- **Provided entries**:
::::::::
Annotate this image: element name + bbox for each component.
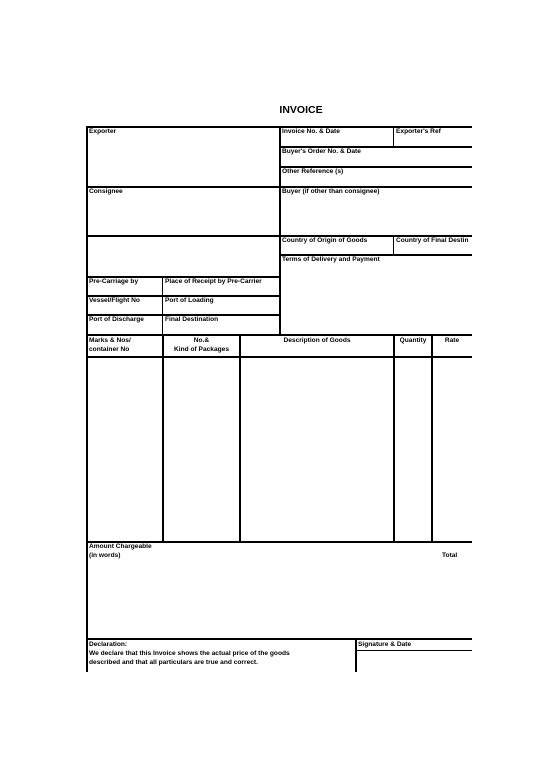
col-description: Description of Goods bbox=[283, 337, 351, 344]
exporters-ref-label: Exporter's Ref bbox=[396, 128, 441, 135]
row-declaration bbox=[86, 638, 472, 640]
exporter-label: Exporter bbox=[89, 128, 117, 135]
place-receipt-label: Place of Receipt by Pre-Carrier bbox=[165, 278, 262, 285]
pre-carriage-label: Pre-Carriage by bbox=[89, 278, 139, 285]
buyers-order-label: Buyer's Order No. & Date bbox=[282, 148, 361, 155]
amount-in-words-label: (in words) bbox=[89, 552, 121, 559]
col-divider-quantity bbox=[393, 334, 395, 542]
country-final-label: Country of Final Destin bbox=[396, 237, 469, 244]
buyer-other-label: Buyer (if other than consignee) bbox=[282, 188, 380, 195]
declaration-heading: Declaration: bbox=[89, 641, 128, 648]
col-marks-line2: container No bbox=[89, 346, 130, 353]
row-consignee bbox=[86, 186, 472, 188]
col-quantity: Quantity bbox=[399, 337, 427, 344]
col-divider-rate bbox=[431, 334, 433, 542]
invoice-title: INVOICE bbox=[279, 104, 323, 116]
port-loading-label: Port of Loading bbox=[165, 297, 214, 304]
row-goods-header bbox=[86, 334, 472, 336]
declaration-line1: We declare that this Invoice shows the actual price of the goods bbox=[89, 650, 290, 657]
header-divider bbox=[279, 126, 281, 335]
form-left-border bbox=[86, 126, 88, 672]
signature-divider bbox=[355, 638, 357, 672]
row-goods-body bbox=[86, 356, 472, 358]
country-final-divider bbox=[393, 235, 394, 254]
declaration-line2: described and that all particulars are true and correct. bbox=[89, 659, 258, 666]
amount-chargeable-label: Amount Chargeable bbox=[89, 543, 152, 550]
signature-underline bbox=[356, 650, 472, 651]
invoice-no-date-label: Invoice No. & Date bbox=[282, 128, 340, 135]
shipping-divider bbox=[162, 276, 163, 335]
signature-date-label: Signature & Date bbox=[358, 641, 412, 648]
port-discharge-label: Port of Discharge bbox=[89, 316, 144, 323]
vessel-label: Vessel/Flight No bbox=[89, 297, 140, 304]
final-destination-label: Final Destination bbox=[165, 316, 219, 323]
exporters-ref-divider bbox=[393, 126, 394, 146]
col-rate: Rate bbox=[444, 337, 460, 344]
terms-label: Terms of Delivery and Payment bbox=[282, 256, 380, 263]
col-marks-line1: Marks & Nos/ bbox=[89, 337, 131, 344]
col-packages-line1: No.& bbox=[193, 337, 210, 344]
col-divider-description bbox=[239, 334, 241, 542]
country-origin-label: Country of Origin of Goods bbox=[282, 237, 368, 244]
col-divider-packages bbox=[162, 334, 164, 542]
other-reference-label: Other Reference (s) bbox=[282, 168, 344, 175]
col-packages-line2: Kind of Packages bbox=[174, 346, 229, 353]
total-label: Total bbox=[442, 552, 458, 559]
consignee-label: Consignee bbox=[89, 188, 123, 195]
::::::::
- **Instruction**:
Tally the lines in the material above that contain the string "Buyer", and reply with the number alone.

- **Solved exercise**:
2